# START OF Supplied data
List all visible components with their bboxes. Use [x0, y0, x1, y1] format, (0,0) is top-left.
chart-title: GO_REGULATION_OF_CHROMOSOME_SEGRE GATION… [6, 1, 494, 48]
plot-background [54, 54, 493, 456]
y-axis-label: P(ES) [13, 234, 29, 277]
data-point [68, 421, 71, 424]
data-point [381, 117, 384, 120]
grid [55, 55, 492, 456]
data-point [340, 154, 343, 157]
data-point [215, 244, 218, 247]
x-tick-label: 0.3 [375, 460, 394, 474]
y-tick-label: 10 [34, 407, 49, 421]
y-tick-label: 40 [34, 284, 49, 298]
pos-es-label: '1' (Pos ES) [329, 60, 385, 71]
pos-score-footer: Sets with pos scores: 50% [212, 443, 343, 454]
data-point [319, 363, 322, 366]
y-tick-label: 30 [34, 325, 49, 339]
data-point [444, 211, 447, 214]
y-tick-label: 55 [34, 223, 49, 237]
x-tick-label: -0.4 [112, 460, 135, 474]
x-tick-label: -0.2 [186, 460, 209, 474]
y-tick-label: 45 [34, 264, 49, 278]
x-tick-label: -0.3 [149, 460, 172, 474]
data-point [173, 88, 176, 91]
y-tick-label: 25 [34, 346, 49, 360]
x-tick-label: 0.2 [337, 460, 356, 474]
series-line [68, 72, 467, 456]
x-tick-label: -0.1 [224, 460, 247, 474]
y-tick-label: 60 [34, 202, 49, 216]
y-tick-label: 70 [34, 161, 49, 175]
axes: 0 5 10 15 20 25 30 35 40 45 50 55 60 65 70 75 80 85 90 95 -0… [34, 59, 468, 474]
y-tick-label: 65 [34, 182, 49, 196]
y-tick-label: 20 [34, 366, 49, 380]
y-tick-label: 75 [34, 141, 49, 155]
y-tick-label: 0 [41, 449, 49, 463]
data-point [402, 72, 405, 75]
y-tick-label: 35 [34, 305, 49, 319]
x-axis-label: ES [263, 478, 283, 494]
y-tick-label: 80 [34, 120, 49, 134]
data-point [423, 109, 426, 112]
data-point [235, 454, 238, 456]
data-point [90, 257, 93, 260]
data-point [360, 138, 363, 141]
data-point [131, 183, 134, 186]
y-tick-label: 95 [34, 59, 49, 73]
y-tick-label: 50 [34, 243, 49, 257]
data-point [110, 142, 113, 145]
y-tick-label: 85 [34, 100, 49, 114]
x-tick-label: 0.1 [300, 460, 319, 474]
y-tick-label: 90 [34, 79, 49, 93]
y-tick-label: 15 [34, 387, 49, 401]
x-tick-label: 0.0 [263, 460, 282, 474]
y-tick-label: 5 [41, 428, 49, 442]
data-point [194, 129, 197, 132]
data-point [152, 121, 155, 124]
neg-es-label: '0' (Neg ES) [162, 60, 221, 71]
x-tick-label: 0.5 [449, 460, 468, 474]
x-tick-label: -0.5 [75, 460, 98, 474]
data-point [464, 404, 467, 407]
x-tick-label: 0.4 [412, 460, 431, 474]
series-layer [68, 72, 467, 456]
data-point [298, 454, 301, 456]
# END OF Supplied data
• **Work to be completed**: Express the listing as a Markdown table with the columns "No." and "Line", beginning with its first line and continuing through the line that contains "y-tick-label: 45 [34, 264, 49, 278]". Number the rows in order and omit any blank lines.

• **Problem solution**:
| No. | Line |
|---|---|
| 1 | List all visible components with their bboxes. Use [x0, y0, x1, y1] format, (0,0) is top-left. |
| 2 | chart-title: GO_REGULATION_OF_CHROMOSOME_SEGRE GATION… [6, 1, 494, 48] |
| 3 | plot-background [54, 54, 493, 456] |
| 4 | y-axis-label: P(ES) [13, 234, 29, 277] |
| 5 | data-point [68, 421, 71, 424] |
| 6 | data-point [381, 117, 384, 120] |
| 7 | grid [55, 55, 492, 456] |
| 8 | data-point [340, 154, 343, 157] |
| 9 | data-point [215, 244, 218, 247] |
| 10 | x-tick-label: 0.3 [375, 460, 394, 474] |
| 11 | y-tick-label: 10 [34, 407, 49, 421] |
| 12 | y-tick-label: 40 [34, 284, 49, 298] |
| 13 | pos-es-label: '1' (Pos ES) [329, 60, 385, 71] |
| 14 | pos-score-footer: Sets with pos scores: 50% [212, 443, 343, 454] |
| 15 | data-point [319, 363, 322, 366] |
| 16 | y-tick-label: 30 [34, 325, 49, 339] |
| 17 | data-point [444, 211, 447, 214] |
| 18 | y-tick-label: 55 [34, 223, 49, 237] |
| 19 | x-tick-label: -0.4 [112, 460, 135, 474] |
| 20 | x-tick-label: -0.2 [186, 460, 209, 474] |
| 21 | y-tick-label: 45 [34, 264, 49, 278] |